What the task requires
Reproduce the following records line for line, changing nothing.

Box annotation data

• • •

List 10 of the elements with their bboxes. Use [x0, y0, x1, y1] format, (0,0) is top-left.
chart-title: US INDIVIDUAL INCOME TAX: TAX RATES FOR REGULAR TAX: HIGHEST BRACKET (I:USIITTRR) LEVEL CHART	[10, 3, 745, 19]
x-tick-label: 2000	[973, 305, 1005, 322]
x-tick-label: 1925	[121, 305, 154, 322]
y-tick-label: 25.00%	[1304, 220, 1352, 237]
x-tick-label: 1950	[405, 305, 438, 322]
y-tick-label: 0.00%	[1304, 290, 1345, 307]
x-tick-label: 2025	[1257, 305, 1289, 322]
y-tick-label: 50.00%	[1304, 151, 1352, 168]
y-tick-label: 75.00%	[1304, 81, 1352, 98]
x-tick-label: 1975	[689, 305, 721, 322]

• • •

Task result
List 10 of the elements with their bboxes. Use [x0, y0, x1, y1] format, (0,0) is top-left.
chart-title: US INDIVIDUAL INCOME TAX: TAX RATES FOR REGULAR TAX: HIGHEST BRACKET (I:USIITTRR) LEVEL CHART	[10, 3, 745, 19]
x-tick-label: 2000	[973, 305, 1005, 322]
x-tick-label: 1925	[121, 305, 154, 322]
y-tick-label: 25.00%	[1304, 220, 1352, 237]
x-tick-label: 1950	[405, 305, 438, 322]
y-tick-label: 0.00%	[1304, 290, 1345, 307]
x-tick-label: 2025	[1257, 305, 1289, 322]
y-tick-label: 50.00%	[1304, 151, 1352, 168]
y-tick-label: 75.00%	[1304, 81, 1352, 98]
x-tick-label: 1975	[689, 305, 721, 322]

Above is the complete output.